◆ WHAT THE EXERCISE ASKS
Records follow. Copy every line with "object".

A run of records:
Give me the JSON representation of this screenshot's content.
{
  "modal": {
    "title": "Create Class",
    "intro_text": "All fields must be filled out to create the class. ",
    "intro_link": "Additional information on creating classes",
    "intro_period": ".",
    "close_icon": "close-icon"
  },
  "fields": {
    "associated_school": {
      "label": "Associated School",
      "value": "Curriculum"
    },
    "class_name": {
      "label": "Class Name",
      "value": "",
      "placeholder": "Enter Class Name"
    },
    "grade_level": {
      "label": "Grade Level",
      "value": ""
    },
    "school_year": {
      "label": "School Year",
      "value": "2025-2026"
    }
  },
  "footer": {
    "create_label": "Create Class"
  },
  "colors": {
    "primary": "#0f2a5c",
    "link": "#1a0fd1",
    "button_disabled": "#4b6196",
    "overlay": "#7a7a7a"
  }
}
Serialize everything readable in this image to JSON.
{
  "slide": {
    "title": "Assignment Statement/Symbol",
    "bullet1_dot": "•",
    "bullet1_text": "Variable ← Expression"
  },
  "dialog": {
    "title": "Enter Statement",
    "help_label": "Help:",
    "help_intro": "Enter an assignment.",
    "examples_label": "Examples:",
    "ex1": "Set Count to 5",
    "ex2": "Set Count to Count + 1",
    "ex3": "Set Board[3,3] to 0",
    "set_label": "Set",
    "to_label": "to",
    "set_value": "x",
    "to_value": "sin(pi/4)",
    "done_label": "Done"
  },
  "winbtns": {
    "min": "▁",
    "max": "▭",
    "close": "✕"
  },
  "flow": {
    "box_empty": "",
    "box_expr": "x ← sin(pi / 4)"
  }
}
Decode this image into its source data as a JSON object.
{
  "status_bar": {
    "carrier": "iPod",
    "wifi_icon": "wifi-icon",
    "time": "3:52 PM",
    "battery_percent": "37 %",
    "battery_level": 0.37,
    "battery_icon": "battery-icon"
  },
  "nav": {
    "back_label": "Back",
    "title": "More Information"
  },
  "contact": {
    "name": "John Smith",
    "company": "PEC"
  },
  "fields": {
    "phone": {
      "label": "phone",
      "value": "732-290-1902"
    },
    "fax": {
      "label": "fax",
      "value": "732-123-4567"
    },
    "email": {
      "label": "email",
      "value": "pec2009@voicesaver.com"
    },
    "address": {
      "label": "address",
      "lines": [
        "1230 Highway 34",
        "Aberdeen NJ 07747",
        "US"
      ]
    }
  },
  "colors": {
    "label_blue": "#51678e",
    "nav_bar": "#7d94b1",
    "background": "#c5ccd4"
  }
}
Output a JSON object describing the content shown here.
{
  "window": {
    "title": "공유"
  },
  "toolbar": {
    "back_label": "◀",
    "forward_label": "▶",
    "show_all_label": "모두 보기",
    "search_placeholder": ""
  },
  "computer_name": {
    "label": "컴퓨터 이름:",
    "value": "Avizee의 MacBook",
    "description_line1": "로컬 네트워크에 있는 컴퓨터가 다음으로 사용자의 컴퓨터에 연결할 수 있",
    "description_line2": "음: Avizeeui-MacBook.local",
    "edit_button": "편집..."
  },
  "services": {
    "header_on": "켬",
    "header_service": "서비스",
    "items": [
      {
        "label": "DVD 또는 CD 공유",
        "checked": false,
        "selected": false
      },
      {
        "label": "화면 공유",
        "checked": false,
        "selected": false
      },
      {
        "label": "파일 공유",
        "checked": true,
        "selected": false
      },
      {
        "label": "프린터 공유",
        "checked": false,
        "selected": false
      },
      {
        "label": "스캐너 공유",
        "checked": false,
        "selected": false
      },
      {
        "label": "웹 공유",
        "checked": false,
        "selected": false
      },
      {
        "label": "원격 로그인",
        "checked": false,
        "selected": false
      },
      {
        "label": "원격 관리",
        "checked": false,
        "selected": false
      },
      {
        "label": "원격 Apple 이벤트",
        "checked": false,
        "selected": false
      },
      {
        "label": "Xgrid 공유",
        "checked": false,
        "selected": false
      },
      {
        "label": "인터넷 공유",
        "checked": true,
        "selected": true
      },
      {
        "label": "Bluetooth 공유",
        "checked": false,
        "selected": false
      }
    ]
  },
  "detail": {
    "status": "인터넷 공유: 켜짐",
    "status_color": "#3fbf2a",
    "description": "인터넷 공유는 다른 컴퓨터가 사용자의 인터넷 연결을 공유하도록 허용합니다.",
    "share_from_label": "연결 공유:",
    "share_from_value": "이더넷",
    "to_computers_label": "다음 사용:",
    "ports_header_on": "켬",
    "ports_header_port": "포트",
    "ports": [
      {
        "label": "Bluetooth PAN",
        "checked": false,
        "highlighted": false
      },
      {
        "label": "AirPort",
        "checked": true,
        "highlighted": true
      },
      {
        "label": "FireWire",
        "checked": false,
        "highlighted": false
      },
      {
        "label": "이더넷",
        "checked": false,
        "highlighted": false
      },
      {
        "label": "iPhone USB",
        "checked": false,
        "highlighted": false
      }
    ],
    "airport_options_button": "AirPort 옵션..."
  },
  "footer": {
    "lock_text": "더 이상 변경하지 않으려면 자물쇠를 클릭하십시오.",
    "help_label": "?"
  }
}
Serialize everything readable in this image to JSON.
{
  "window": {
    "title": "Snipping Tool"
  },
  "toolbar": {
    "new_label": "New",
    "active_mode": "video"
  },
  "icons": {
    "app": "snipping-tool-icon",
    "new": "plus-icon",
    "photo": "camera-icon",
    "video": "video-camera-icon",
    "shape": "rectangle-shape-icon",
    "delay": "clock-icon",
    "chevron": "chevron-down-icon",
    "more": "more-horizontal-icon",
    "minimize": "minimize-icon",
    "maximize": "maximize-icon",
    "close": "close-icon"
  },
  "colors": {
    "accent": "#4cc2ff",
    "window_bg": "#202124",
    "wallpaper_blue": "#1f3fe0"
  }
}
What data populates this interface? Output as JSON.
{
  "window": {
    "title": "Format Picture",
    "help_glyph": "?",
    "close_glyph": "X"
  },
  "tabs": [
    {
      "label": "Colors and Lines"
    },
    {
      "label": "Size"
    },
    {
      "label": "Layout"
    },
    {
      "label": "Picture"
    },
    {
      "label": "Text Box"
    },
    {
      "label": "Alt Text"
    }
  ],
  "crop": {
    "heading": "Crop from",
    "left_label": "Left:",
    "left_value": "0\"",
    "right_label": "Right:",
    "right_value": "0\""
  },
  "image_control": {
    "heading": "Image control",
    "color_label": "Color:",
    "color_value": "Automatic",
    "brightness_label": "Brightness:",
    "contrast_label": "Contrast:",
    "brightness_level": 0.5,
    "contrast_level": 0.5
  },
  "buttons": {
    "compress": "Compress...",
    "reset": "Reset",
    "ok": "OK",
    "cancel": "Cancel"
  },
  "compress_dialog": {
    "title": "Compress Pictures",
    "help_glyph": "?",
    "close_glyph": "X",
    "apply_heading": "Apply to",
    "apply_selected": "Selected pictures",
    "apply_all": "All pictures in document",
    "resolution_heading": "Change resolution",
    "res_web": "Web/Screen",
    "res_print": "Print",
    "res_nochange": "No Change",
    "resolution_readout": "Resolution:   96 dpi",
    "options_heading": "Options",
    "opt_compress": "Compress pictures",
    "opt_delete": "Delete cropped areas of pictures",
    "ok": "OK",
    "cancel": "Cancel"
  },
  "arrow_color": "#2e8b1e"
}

◆ RESULT
Decode this image into its source data as a JSON object.
Output a JSON object describing the content shown here.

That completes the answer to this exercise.